● **ENTRIES SUPPLIED**:
--
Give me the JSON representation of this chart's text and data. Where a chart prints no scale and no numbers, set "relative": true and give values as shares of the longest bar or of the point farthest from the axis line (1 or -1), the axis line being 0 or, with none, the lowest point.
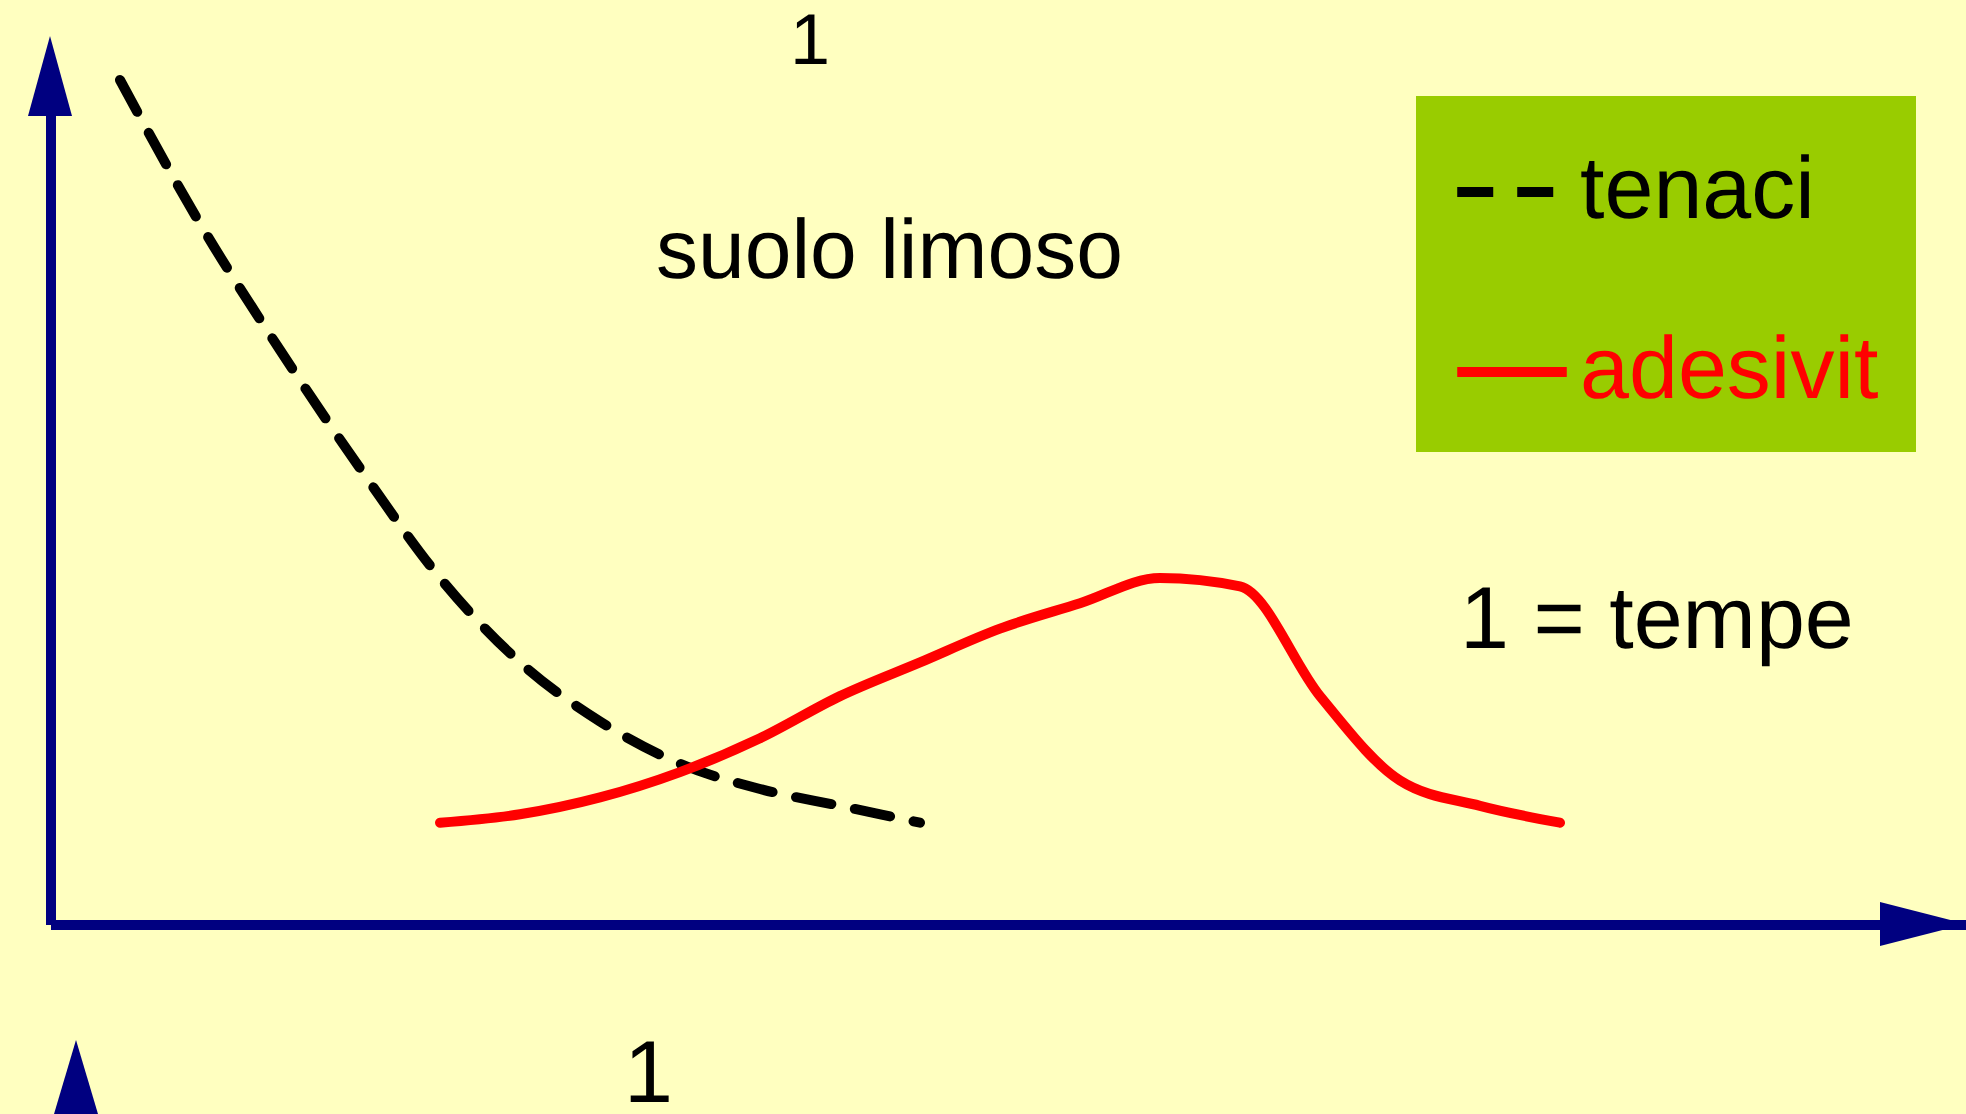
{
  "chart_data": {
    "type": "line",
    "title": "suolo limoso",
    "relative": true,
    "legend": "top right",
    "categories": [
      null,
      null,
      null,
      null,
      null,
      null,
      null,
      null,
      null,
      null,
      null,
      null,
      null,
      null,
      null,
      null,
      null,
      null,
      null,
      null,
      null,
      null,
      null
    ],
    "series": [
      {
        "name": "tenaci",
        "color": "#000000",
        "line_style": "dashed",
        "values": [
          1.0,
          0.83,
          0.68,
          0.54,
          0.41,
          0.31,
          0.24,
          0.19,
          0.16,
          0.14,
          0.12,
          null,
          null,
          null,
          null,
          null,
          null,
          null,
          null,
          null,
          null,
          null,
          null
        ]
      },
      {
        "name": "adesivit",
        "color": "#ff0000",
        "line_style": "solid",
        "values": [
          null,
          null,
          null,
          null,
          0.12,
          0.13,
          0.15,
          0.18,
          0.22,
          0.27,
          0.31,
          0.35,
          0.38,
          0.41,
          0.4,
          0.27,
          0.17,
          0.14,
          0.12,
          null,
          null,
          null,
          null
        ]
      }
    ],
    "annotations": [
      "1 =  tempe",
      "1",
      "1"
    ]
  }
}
--
● **AIM OF THE TASK**: Reproduce the records above exactly, leaving out every picture they contain.

● **THE SOLUTION**:
Give me the JSON representation of this chart's text and data. Where a chart prints no scale and no numbers, set "relative": true and give values as shares of the longest bar or of the point farthest from the axis line (1 or -1), the axis line being 0 or, with none, the lowest point.
{
  "chart_data": {
    "type": "line",
    "title": "suolo limoso",
    "relative": true,
    "legend": "top right",
    "categories": [
      null,
      null,
      null,
      null,
      null,
      null,
      null,
      null,
      null,
      null,
      null,
      null,
      null,
      null,
      null,
      null,
      null,
      null,
      null,
      null,
      null,
      null,
      null
    ],
    "series": [
      {
        "name": "tenaci",
        "color": "#000000",
        "line_style": "dashed",
        "values": [
          1.0,
          0.83,
          0.68,
          0.54,
          0.41,
          0.31,
          0.24,
          0.19,
          0.16,
          0.14,
          0.12,
          null,
          null,
          null,
          null,
          null,
          null,
          null,
          null,
          null,
          null,
          null,
          null
        ]
      },
      {
        "name": "adesivit",
        "color": "#ff0000",
        "line_style": "solid",
        "values": [
          null,
          null,
          null,
          null,
          0.12,
          0.13,
          0.15,
          0.18,
          0.22,
          0.27,
          0.31,
          0.35,
          0.38,
          0.41,
          0.4,
          0.27,
          0.17,
          0.14,
          0.12,
          null,
          null,
          null,
          null
        ]
      }
    ],
    "annotations": [
      "1 =  tempe",
      "1",
      "1"
    ]
  }
}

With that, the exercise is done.